◆ Exercise details: Only the number is wanted: count the lines in the data with "wish" in them.
================================
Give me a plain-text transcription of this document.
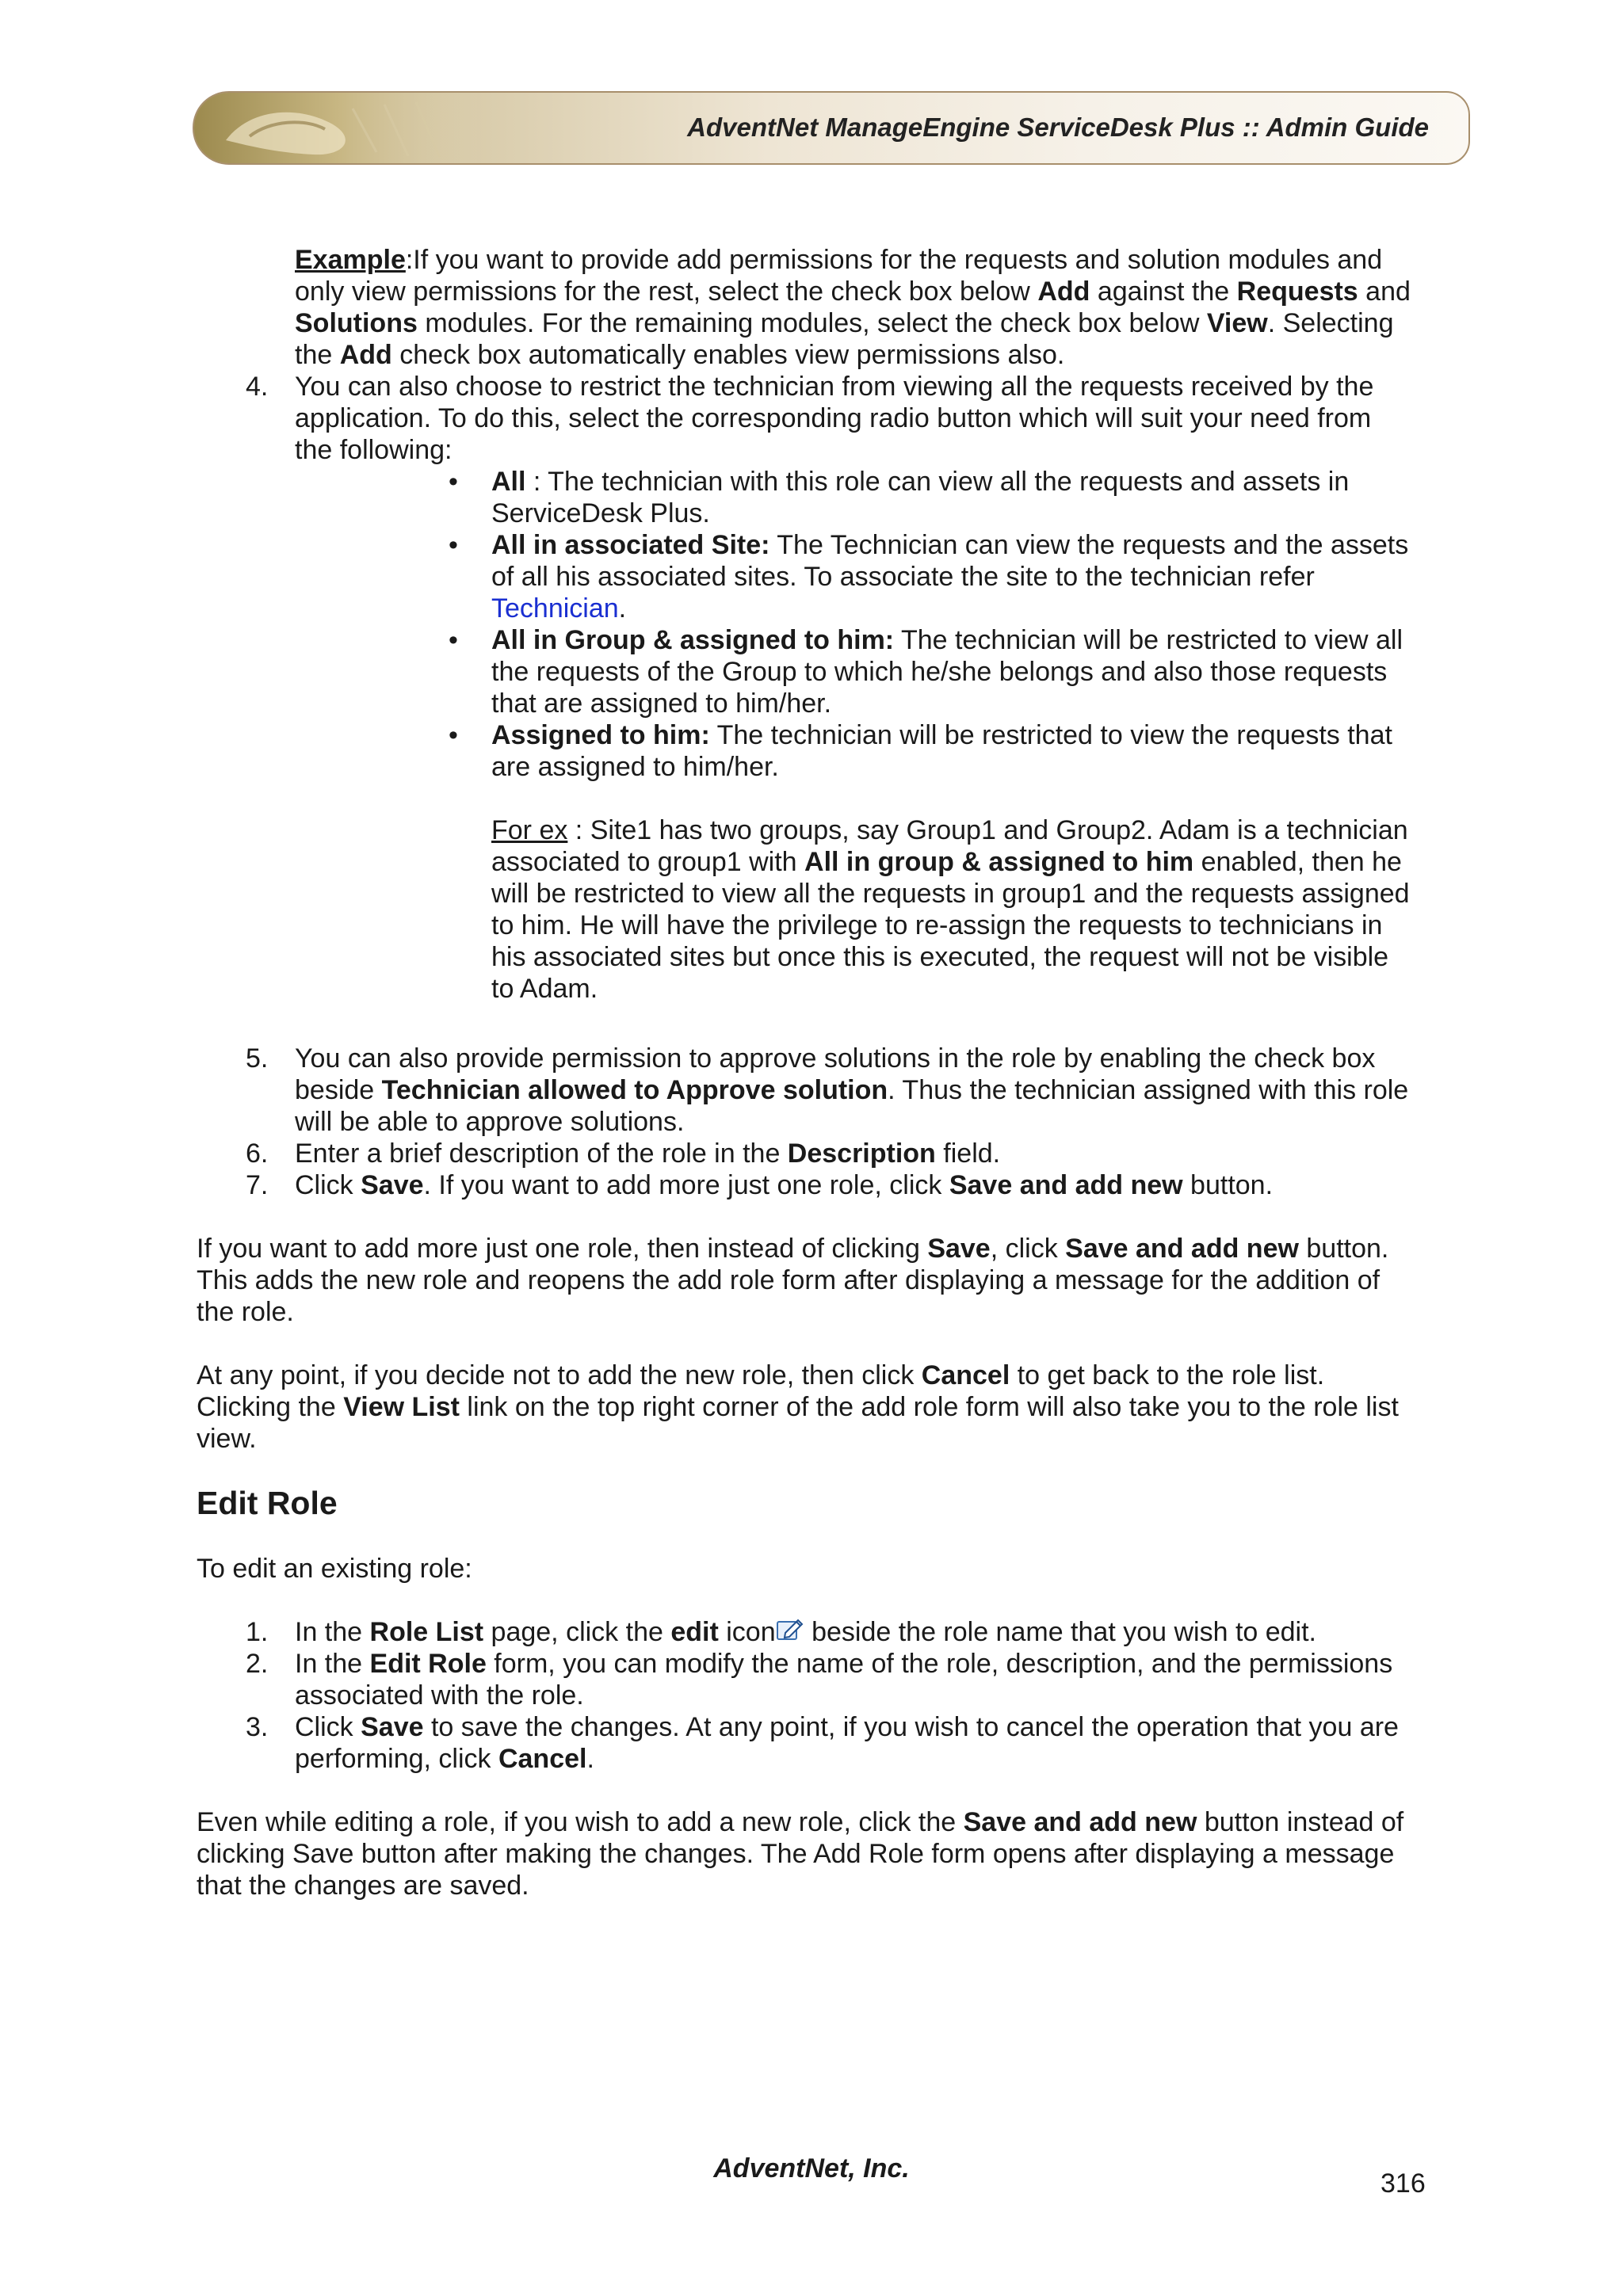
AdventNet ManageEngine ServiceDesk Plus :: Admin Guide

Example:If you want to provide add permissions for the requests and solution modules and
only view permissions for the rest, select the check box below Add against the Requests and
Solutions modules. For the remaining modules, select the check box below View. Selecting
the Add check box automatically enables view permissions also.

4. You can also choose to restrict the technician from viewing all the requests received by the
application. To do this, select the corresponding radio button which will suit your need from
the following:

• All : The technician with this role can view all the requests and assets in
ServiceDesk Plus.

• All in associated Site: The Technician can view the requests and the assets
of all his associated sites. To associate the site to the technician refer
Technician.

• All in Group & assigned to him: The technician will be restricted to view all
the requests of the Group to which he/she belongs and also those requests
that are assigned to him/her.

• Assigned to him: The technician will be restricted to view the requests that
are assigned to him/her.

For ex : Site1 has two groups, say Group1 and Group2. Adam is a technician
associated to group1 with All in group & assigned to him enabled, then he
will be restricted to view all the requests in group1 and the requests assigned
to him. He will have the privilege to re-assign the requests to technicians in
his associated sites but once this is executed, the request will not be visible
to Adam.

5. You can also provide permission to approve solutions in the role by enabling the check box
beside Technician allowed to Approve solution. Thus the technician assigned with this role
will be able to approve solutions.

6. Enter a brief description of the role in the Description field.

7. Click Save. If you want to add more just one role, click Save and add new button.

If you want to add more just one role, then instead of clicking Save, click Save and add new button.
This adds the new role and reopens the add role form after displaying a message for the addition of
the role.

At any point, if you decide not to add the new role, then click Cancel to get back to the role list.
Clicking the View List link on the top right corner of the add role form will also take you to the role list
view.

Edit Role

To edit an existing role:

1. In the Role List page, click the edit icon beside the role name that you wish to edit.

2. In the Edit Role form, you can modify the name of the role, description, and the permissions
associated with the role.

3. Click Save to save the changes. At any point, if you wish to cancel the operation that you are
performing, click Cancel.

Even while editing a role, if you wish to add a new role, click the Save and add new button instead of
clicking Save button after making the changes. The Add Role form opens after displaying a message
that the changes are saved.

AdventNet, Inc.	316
================================
◆ Result of the exercise: 3